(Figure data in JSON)
[Start]
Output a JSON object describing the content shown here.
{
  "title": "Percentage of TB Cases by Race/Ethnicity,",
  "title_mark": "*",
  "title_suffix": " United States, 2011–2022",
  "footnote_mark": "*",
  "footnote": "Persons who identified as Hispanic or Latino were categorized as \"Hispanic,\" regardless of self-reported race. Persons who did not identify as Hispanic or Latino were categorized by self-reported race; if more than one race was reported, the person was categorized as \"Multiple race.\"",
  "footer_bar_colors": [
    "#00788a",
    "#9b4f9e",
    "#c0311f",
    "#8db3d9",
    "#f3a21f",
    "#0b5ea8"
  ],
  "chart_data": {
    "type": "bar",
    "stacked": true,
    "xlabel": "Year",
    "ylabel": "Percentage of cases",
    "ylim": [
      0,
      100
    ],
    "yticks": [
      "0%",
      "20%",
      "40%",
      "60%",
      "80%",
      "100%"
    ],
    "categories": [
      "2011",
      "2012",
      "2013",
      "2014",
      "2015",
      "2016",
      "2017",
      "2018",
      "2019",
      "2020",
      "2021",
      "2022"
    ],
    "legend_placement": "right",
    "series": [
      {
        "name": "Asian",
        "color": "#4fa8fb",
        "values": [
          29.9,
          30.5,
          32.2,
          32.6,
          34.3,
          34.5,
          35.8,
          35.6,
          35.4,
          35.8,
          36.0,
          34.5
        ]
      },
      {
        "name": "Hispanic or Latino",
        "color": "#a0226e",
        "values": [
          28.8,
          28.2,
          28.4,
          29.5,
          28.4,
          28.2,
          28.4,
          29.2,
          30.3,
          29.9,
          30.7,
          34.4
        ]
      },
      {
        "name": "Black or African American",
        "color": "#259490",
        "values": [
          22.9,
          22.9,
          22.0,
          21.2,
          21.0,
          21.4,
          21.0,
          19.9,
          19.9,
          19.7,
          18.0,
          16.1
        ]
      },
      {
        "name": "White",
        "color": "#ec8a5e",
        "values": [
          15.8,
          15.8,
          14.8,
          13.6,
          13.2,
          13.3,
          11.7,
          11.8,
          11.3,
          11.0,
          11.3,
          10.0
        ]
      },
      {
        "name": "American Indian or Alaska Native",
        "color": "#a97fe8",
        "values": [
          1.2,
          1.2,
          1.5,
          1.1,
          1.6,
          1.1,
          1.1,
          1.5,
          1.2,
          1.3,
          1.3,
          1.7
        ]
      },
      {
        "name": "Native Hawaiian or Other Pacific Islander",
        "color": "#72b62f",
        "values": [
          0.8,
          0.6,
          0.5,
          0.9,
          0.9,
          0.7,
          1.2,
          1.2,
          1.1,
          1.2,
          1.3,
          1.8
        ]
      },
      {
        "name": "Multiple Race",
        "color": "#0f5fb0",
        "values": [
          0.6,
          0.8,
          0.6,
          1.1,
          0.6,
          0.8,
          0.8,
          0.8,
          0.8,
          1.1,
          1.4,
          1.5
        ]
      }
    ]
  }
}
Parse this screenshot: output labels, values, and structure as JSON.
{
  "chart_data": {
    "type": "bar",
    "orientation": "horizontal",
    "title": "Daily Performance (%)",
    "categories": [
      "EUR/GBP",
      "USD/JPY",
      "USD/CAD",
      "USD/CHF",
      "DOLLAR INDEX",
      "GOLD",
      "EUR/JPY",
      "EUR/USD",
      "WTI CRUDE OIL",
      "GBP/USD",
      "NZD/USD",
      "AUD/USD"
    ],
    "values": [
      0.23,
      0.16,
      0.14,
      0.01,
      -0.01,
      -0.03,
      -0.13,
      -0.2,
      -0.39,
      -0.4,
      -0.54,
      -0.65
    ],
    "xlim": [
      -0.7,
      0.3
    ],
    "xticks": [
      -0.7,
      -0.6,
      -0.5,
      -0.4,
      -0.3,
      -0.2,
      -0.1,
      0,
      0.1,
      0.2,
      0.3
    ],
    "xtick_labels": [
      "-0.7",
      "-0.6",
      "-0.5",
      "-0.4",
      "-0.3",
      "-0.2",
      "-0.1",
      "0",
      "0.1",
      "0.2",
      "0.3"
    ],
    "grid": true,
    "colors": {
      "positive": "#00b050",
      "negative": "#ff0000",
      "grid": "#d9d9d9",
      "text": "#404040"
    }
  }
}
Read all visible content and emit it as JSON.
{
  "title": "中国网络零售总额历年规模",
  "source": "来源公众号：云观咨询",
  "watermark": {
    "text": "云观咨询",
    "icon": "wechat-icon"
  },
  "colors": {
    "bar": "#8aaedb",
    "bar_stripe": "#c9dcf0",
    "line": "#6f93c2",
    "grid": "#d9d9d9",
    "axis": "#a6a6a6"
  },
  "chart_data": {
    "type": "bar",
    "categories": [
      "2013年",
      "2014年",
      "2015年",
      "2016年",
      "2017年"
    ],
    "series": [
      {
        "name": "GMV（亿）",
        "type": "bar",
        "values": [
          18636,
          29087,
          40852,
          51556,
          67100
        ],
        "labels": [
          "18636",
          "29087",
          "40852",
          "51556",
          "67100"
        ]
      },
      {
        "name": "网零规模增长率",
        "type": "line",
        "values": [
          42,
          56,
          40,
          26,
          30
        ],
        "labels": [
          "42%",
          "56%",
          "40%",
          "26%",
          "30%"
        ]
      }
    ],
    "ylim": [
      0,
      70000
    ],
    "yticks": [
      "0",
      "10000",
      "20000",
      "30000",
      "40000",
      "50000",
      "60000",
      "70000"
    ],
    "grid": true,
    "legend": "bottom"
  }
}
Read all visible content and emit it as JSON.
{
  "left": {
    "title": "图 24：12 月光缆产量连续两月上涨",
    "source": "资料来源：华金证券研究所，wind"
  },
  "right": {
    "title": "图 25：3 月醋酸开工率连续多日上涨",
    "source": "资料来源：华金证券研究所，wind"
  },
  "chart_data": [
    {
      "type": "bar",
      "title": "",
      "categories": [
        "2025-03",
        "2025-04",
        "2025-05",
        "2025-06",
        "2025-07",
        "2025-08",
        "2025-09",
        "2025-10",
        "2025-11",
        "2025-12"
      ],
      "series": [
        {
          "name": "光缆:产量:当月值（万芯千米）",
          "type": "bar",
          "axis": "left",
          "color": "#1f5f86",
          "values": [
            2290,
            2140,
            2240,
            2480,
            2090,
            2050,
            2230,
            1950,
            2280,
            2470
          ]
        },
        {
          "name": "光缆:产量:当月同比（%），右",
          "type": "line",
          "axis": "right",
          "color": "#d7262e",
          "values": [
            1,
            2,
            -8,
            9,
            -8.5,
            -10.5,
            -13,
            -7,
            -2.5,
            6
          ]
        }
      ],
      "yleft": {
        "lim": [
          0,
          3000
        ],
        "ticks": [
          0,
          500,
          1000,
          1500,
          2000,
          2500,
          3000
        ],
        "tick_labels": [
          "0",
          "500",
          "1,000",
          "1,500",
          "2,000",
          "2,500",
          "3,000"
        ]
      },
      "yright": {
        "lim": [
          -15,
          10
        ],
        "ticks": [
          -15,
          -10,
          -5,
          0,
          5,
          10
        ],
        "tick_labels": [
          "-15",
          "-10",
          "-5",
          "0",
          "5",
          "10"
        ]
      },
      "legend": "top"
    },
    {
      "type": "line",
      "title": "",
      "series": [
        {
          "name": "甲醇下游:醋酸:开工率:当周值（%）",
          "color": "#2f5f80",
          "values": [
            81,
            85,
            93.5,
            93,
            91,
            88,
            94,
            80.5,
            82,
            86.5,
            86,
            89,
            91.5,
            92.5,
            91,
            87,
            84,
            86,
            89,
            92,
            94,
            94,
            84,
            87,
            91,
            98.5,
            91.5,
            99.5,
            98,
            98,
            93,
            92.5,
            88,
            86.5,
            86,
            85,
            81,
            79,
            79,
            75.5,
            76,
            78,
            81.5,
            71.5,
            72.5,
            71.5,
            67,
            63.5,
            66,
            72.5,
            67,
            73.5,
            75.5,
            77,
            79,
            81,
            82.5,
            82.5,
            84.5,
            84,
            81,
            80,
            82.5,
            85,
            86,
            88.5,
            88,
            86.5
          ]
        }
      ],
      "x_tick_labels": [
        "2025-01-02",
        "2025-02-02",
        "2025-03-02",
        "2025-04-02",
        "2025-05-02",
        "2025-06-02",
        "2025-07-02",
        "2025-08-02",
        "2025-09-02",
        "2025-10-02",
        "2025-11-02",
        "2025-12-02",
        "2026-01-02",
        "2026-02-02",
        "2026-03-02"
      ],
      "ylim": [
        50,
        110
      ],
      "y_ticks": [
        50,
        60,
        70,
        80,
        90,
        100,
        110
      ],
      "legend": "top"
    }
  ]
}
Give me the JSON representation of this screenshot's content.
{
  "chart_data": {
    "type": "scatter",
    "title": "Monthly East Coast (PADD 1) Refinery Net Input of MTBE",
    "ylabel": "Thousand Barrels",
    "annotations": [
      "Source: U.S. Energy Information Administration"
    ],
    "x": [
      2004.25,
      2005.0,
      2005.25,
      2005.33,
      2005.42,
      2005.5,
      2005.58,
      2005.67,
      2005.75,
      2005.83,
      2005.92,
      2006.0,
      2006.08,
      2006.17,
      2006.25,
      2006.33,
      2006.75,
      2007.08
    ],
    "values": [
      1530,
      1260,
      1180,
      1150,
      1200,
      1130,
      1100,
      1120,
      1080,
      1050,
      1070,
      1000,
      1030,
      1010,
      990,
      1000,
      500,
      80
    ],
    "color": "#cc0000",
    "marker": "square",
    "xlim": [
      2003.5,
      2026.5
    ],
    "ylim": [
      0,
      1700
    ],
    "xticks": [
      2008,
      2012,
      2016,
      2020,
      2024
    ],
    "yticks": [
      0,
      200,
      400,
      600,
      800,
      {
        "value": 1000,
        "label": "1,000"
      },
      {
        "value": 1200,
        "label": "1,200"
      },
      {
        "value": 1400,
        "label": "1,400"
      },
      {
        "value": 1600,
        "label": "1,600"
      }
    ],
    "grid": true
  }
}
[End]
Problem to work on:
For this exercise, please retype exactly the lines in the listing from the line with "Give me the" through its last line, both ends included.

The output:
Give me the JSON representation of this screenshot's content.
{
  "chart_data": {
    "type": "scatter",
    "title": "Monthly East Coast (PADD 1) Refinery Net Input of MTBE",
    "ylabel": "Thousand Barrels",
    "annotations": [
      "Source: U.S. Energy Information Administration"
    ],
    "x": [
      2004.25,
      2005.0,
      2005.25,
      2005.33,
      2005.42,
      2005.5,
      2005.58,
      2005.67,
      2005.75,
      2005.83,
      2005.92,
      2006.0,
      2006.08,
      2006.17,
      2006.25,
      2006.33,
      2006.75,
      2007.08
    ],
    "values": [
      1530,
      1260,
      1180,
      1150,
      1200,
      1130,
      1100,
      1120,
      1080,
      1050,
      1070,
      1000,
      1030,
      1010,
      990,
      1000,
      500,
      80
    ],
    "color": "#cc0000",
    "marker": "square",
    "xlim": [
      2003.5,
      2026.5
    ],
    "ylim": [
      0,
      1700
    ],
    "xticks": [
      2008,
      2012,
      2016,
      2020,
      2024
    ],
    "yticks": [
      0,
      200,
      400,
      600,
      800,
      {
        "value": 1000,
        "label": "1,000"
      },
      {
        "value": 1200,
        "label": "1,200"
      },
      {
        "value": 1400,
        "label": "1,400"
      },
      {
        "value": 1600,
        "label": "1,600"
      }
    ],
    "grid": true
  }
}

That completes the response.